EXERCISE -
Count the lines below that contain the string "foreground". Reply with the number only.
[start]
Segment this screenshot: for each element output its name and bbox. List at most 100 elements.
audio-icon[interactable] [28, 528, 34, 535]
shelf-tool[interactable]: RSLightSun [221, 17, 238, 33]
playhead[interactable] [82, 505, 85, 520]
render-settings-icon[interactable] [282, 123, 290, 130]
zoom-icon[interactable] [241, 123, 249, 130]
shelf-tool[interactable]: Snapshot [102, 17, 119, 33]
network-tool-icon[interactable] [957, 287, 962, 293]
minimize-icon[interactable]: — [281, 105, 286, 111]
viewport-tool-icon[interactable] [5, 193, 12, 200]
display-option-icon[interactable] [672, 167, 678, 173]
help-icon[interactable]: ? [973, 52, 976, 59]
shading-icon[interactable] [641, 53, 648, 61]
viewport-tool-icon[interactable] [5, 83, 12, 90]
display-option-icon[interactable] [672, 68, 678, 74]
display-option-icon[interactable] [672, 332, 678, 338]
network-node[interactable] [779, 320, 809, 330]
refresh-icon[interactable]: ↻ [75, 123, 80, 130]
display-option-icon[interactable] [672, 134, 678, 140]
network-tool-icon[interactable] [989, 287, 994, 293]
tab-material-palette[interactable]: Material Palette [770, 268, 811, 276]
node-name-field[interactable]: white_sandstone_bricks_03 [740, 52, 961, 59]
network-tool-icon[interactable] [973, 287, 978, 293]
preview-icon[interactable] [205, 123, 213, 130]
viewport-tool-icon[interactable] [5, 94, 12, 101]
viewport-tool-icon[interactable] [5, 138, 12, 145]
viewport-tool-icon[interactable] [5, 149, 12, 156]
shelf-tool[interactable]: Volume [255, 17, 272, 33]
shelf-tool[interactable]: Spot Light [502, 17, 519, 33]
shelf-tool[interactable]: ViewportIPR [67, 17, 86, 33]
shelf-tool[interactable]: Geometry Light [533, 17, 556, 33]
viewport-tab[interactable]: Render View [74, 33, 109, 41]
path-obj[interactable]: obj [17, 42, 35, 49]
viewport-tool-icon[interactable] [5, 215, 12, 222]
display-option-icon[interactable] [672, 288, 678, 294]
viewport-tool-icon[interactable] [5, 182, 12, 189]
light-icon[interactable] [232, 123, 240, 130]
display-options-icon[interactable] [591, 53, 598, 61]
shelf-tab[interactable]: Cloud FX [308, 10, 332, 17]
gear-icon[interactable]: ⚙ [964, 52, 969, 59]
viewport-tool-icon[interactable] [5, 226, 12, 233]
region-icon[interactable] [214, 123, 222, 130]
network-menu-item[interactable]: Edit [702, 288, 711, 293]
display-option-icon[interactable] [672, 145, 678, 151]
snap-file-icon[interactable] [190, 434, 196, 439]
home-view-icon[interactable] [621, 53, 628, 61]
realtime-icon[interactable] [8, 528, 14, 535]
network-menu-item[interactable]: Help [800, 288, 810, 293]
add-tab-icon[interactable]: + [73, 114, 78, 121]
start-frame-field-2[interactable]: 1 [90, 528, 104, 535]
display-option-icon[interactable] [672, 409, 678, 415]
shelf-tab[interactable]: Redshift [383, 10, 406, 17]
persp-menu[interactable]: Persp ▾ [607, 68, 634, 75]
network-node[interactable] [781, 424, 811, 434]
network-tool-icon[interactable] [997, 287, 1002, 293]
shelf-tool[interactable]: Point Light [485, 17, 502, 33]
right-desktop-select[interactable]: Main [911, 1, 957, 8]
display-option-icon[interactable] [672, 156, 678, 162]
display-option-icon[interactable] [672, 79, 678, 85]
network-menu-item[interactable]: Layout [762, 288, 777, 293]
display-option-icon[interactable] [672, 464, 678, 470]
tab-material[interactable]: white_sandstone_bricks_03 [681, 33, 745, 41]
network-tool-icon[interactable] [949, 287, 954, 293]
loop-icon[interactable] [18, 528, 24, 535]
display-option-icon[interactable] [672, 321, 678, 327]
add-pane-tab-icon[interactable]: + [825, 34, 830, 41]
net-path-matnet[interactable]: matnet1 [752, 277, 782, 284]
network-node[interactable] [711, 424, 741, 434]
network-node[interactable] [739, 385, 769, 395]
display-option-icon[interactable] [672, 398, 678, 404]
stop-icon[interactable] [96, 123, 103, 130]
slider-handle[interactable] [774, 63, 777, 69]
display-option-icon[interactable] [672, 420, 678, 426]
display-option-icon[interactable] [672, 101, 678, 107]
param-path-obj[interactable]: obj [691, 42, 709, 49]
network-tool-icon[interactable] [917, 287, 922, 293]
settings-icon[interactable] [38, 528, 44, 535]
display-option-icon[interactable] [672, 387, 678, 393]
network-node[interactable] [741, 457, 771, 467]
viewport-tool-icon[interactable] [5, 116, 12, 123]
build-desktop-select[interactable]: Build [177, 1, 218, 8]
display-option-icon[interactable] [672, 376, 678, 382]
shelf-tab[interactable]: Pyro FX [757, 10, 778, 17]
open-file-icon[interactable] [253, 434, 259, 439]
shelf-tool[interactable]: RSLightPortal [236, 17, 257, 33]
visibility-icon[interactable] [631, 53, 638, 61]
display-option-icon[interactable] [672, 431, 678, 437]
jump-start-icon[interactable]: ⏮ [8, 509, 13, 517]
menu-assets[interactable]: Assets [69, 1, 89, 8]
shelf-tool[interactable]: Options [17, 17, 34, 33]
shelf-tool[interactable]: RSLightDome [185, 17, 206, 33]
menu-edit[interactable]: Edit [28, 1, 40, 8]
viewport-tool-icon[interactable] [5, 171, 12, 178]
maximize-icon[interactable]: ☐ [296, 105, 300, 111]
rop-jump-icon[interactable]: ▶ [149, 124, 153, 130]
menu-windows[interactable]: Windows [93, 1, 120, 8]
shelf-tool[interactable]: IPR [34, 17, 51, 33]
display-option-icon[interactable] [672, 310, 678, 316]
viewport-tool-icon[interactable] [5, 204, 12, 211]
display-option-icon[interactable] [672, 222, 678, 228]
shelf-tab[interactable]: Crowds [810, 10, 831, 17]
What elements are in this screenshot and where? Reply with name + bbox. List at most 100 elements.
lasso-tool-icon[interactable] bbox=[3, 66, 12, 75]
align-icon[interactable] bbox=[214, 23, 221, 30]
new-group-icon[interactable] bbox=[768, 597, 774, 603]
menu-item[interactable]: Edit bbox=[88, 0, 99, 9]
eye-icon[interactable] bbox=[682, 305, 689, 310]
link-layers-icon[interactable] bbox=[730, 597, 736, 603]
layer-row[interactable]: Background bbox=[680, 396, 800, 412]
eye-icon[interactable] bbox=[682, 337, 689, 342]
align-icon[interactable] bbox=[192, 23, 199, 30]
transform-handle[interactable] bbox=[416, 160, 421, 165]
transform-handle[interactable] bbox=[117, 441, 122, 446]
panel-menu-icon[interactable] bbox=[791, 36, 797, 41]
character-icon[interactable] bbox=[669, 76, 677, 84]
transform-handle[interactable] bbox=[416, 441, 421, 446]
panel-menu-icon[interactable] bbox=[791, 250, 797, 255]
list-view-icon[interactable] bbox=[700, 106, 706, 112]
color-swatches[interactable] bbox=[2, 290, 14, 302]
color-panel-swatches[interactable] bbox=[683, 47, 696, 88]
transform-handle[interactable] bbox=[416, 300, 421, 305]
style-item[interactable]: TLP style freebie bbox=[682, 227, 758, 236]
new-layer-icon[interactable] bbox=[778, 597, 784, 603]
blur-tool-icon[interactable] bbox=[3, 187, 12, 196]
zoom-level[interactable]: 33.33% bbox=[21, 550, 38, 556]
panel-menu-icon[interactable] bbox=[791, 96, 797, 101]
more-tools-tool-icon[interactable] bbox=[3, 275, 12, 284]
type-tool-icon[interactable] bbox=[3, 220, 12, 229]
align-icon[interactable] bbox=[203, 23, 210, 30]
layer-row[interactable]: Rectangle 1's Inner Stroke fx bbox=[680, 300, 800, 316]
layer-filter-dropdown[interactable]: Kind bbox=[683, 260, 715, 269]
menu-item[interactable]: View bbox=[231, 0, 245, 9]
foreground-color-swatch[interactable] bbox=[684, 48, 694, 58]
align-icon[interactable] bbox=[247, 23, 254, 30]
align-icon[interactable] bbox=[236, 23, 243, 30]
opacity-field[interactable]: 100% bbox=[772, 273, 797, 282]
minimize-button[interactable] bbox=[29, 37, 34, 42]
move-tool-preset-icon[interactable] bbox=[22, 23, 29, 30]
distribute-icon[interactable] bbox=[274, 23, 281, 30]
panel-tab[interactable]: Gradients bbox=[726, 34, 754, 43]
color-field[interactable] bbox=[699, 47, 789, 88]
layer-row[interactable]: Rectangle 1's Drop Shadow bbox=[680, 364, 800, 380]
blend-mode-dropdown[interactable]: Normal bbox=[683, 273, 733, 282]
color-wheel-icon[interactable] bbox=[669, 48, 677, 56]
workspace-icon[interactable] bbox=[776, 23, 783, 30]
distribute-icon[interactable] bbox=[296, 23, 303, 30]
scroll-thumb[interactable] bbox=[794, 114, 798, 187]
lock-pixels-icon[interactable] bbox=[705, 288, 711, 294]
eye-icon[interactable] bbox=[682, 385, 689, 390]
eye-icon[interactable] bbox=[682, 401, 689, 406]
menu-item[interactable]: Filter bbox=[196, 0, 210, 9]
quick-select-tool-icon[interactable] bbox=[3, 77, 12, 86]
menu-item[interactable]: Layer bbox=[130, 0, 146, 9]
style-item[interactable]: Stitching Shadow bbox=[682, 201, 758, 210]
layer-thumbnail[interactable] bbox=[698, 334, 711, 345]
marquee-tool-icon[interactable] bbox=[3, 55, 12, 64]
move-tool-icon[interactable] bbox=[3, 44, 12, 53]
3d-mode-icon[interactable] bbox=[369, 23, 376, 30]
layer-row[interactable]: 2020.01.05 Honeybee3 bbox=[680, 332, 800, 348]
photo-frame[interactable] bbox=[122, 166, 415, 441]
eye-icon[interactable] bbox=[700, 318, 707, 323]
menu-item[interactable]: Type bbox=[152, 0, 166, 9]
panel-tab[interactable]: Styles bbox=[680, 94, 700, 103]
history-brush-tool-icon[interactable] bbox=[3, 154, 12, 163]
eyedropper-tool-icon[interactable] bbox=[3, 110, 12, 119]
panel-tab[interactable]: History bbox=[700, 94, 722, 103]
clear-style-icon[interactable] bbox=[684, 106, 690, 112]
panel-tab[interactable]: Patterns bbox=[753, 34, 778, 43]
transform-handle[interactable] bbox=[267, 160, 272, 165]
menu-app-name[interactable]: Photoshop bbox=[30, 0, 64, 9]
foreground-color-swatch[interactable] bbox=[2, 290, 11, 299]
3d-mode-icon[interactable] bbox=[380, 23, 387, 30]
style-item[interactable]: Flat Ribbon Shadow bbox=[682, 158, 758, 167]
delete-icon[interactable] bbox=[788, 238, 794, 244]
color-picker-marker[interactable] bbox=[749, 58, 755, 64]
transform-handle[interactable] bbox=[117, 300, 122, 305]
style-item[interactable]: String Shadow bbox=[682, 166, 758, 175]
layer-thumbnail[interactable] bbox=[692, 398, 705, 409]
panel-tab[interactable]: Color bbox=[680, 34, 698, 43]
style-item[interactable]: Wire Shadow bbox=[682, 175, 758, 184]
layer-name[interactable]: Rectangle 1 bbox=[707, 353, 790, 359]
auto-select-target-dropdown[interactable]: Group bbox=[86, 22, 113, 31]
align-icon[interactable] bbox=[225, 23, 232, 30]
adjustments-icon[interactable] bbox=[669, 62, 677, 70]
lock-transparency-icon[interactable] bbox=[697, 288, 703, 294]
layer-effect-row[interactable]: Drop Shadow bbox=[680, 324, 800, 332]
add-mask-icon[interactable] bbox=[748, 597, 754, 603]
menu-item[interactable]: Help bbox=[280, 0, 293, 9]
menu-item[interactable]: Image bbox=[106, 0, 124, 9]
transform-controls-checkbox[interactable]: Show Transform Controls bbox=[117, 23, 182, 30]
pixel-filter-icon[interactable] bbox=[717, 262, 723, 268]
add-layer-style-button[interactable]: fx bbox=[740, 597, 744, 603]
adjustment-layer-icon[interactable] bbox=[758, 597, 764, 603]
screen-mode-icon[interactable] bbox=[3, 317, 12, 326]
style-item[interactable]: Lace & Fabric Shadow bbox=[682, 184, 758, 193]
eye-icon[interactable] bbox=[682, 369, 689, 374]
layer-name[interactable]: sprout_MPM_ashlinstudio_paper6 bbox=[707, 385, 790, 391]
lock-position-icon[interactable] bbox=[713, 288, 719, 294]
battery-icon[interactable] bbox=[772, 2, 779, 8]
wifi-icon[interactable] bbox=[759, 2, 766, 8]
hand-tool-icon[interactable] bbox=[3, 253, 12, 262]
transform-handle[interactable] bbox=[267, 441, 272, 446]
[end]
TASK RESULT -
2